### GIVEN TASK
Within the records that follow, find every line containing the string "mrad". Copy those lines.

### MATERIAL PROVIDED
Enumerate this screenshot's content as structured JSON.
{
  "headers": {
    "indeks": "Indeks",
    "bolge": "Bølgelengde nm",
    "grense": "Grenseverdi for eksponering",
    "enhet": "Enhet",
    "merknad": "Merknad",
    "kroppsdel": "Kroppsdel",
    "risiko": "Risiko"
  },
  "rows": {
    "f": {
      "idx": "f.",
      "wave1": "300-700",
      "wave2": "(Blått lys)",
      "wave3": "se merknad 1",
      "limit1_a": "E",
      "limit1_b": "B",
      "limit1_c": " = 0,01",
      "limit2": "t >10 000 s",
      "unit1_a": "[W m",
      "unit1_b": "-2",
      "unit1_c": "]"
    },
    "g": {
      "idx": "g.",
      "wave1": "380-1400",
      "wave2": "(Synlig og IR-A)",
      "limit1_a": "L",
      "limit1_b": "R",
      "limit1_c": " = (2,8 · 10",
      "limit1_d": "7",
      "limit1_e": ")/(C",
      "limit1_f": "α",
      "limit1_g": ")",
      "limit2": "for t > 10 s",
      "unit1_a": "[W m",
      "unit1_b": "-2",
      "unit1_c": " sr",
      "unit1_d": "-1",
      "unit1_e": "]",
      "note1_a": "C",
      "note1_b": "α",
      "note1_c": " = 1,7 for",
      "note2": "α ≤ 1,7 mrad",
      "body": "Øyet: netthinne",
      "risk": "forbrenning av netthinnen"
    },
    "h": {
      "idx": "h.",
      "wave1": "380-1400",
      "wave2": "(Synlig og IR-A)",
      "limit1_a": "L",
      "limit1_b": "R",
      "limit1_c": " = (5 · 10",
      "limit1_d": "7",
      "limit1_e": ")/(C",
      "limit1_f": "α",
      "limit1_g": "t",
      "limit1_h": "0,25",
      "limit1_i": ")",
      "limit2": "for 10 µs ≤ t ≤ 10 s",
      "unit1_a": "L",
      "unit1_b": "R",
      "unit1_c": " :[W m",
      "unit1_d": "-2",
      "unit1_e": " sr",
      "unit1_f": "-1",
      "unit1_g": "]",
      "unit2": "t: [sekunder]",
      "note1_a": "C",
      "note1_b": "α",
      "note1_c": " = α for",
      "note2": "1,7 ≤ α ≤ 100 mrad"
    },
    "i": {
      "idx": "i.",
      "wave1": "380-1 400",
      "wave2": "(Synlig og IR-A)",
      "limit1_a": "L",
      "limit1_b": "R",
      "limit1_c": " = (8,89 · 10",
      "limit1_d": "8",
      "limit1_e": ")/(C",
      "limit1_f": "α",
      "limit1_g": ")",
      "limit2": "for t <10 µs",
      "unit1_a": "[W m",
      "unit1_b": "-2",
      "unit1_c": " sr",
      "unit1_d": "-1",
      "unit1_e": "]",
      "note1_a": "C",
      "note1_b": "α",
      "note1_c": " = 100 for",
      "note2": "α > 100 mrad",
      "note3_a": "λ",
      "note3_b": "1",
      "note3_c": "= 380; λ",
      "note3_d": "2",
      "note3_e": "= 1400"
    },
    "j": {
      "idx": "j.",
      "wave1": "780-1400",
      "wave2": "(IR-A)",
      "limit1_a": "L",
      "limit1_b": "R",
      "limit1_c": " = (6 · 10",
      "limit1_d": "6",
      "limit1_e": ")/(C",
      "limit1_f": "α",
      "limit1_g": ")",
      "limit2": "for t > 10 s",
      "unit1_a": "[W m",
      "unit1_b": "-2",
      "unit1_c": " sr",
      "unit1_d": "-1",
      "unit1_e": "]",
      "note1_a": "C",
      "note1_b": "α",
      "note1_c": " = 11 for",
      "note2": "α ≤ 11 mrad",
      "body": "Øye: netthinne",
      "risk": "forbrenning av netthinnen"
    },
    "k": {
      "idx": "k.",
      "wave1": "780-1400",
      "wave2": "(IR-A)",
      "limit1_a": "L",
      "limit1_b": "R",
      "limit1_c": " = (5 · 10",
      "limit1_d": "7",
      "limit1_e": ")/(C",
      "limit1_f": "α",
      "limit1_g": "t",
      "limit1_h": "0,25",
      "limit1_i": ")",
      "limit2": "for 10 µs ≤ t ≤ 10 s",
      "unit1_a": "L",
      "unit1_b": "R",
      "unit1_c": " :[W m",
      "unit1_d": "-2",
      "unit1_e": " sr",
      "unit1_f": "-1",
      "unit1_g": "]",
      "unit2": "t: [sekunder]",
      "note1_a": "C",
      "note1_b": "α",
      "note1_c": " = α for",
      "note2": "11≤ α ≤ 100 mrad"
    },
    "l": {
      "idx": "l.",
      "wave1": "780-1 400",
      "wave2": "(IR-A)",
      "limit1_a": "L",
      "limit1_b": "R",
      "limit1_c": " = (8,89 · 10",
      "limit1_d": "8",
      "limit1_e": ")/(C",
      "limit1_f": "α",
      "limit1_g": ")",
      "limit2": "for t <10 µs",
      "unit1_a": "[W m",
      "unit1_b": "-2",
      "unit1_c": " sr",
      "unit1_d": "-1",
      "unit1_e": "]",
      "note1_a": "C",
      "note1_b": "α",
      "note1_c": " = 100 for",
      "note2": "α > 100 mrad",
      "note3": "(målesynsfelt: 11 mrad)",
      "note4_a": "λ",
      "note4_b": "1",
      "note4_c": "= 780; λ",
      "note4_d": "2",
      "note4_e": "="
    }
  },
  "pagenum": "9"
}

### WRITTEN SOLUTION
      "note2": "α ≤ 1,7 mrad",
      "note2": "1,7 ≤ α ≤ 100 mrad"
      "note2": "α > 100 mrad",
      "note2": "α ≤ 11 mrad",
      "note2": "11≤ α ≤ 100 mrad"
      "note2": "α > 100 mrad",
      "note3": "(målesynsfelt: 11 mrad)",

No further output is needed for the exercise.